— Start Input records —

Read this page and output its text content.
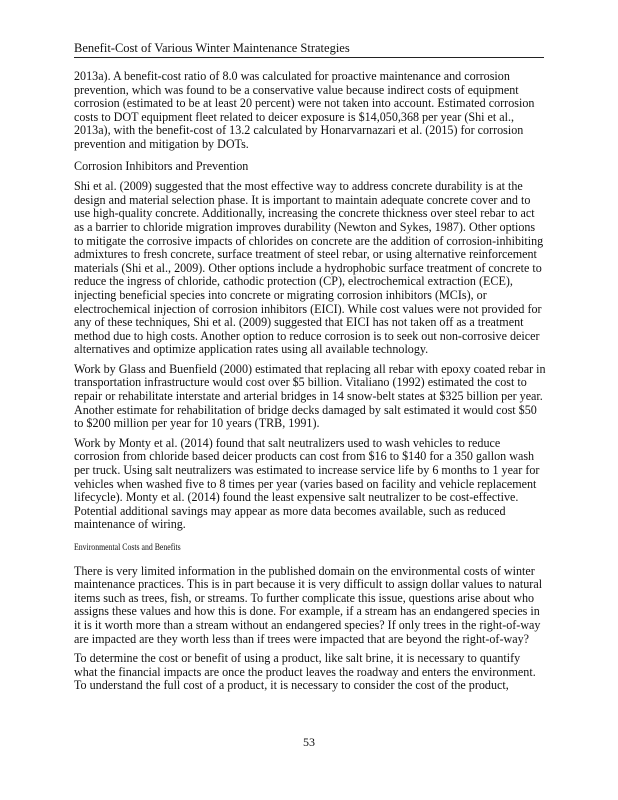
Benefit-Cost of Various Winter Maintenance Strategies

2013a). A benefit-cost ratio of 8.0 was calculated for proactive maintenance and corrosion prevention, which was found to be a conservative value because indirect costs of equipment corrosion (estimated to be at least 20 percent) were not taken into account. Estimated corrosion costs to DOT equipment fleet related to deicer exposure is $14,050,368 per year (Shi et al., 2013a), with the benefit-cost of 13.2 calculated by Honarvarnazari et al. (2015) for corrosion prevention and mitigation by DOTs.

Corrosion Inhibitors and Prevention

Shi et al. (2009) suggested that the most effective way to address concrete durability is at the design and material selection phase. It is important to maintain adequate concrete cover and to use high-quality concrete. Additionally, increasing the concrete thickness over steel rebar to act as a barrier to chloride migration improves durability (Newton and Sykes, 1987). Other options to mitigate the corrosive impacts of chlorides on concrete are the addition of corrosion-inhibiting admixtures to fresh concrete, surface treatment of steel rebar, or using alternative reinforcement materials (Shi et al., 2009). Other options include a hydrophobic surface treatment of concrete to reduce the ingress of chloride, cathodic protection (CP), electrochemical extraction (ECE), injecting beneficial species into concrete or migrating corrosion inhibitors (MCIs), or electrochemical injection of corrosion inhibitors (EICI). While cost values were not provided for any of these techniques, Shi et al. (2009) suggested that EICI has not taken off as a treatment method due to high costs. Another option to reduce corrosion is to seek out non-corrosive deicer alternatives and optimize application rates using all available technology.

Work by Glass and Buenfield (2000) estimated that replacing all rebar with epoxy coated rebar in transportation infrastructure would cost over $5 billion. Vitaliano (1992) estimated the cost to repair or rehabilitate interstate and arterial bridges in 14 snow-belt states at $325 billion per year. Another estimate for rehabilitation of bridge decks damaged by salt estimated it would cost $50 to $200 million per year for 10 years (TRB, 1991).

Work by Monty et al. (2014) found that salt neutralizers used to wash vehicles to reduce corrosion from chloride based deicer products can cost from $16 to $140 for a 350 gallon wash per truck. Using salt neutralizers was estimated to increase service life by 6 months to 1 year for vehicles when washed five to 8 times per year (varies based on facility and vehicle replacement lifecycle). Monty et al. (2014) found the least expensive salt neutralizer to be cost-effective. Potential additional savings may appear as more data becomes available, such as reduced maintenance of wiring.

Environmental Costs and Benefits

There is very limited information in the published domain on the environmental costs of winter maintenance practices. This is in part because it is very difficult to assign dollar values to natural items such as trees, fish, or streams. To further complicate this issue, questions arise about who assigns these values and how this is done. For example, if a stream has an endangered species in it is it worth more than a stream without an endangered species? If only trees in the right-of-way are impacted are they worth less than if trees were impacted that are beyond the right-of-way?

To determine the cost or benefit of using a product, like salt brine, it is necessary to quantify what the financial impacts are once the product leaves the roadway and enters the environment. To understand the full cost of a product, it is necessary to consider the cost of the product,

53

— End Input records —

Every record above should be written out again exactly; the pictures stay out of the copy.

Read this page and output its text content.
Benefit-Cost of Various Winter Maintenance Strategies

2013a). A benefit-cost ratio of 8.0 was calculated for proactive maintenance and corrosion prevention, which was found to be a conservative value because indirect costs of equipment corrosion (estimated to be at least 20 percent) were not taken into account. Estimated corrosion costs to DOT equipment fleet related to deicer exposure is $14,050,368 per year (Shi et al., 2013a), with the benefit-cost of 13.2 calculated by Honarvarnazari et al. (2015) for corrosion prevention and mitigation by DOTs.

Corrosion Inhibitors and Prevention

Shi et al. (2009) suggested that the most effective way to address concrete durability is at the design and material selection phase. It is important to maintain adequate concrete cover and to use high-quality concrete. Additionally, increasing the concrete thickness over steel rebar to act as a barrier to chloride migration improves durability (Newton and Sykes, 1987). Other options to mitigate the corrosive impacts of chlorides on concrete are the addition of corrosion-inhibiting admixtures to fresh concrete, surface treatment of steel rebar, or using alternative reinforcement materials (Shi et al., 2009). Other options include a hydrophobic surface treatment of concrete to reduce the ingress of chloride, cathodic protection (CP), electrochemical extraction (ECE), injecting beneficial species into concrete or migrating corrosion inhibitors (MCIs), or electrochemical injection of corrosion inhibitors (EICI). While cost values were not provided for any of these techniques, Shi et al. (2009) suggested that EICI has not taken off as a treatment method due to high costs. Another option to reduce corrosion is to seek out non-corrosive deicer alternatives and optimize application rates using all available technology.

Work by Glass and Buenfield (2000) estimated that replacing all rebar with epoxy coated rebar in transportation infrastructure would cost over $5 billion. Vitaliano (1992) estimated the cost to repair or rehabilitate interstate and arterial bridges in 14 snow-belt states at $325 billion per year. Another estimate for rehabilitation of bridge decks damaged by salt estimated it would cost $50 to $200 million per year for 10 years (TRB, 1991).

Work by Monty et al. (2014) found that salt neutralizers used to wash vehicles to reduce corrosion from chloride based deicer products can cost from $16 to $140 for a 350 gallon wash per truck. Using salt neutralizers was estimated to increase service life by 6 months to 1 year for vehicles when washed five to 8 times per year (varies based on facility and vehicle replacement lifecycle). Monty et al. (2014) found the least expensive salt neutralizer to be cost-effective. Potential additional savings may appear as more data becomes available, such as reduced maintenance of wiring.

Environmental Costs and Benefits

There is very limited information in the published domain on the environmental costs of winter maintenance practices. This is in part because it is very difficult to assign dollar values to natural items such as trees, fish, or streams. To further complicate this issue, questions arise about who assigns these values and how this is done. For example, if a stream has an endangered species in it is it worth more than a stream without an endangered species? If only trees in the right-of-way are impacted are they worth less than if trees were impacted that are beyond the right-of-way?

To determine the cost or benefit of using a product, like salt brine, it is necessary to quantify what the financial impacts are once the product leaves the roadway and enters the environment. To understand the full cost of a product, it is necessary to consider the cost of the product,

53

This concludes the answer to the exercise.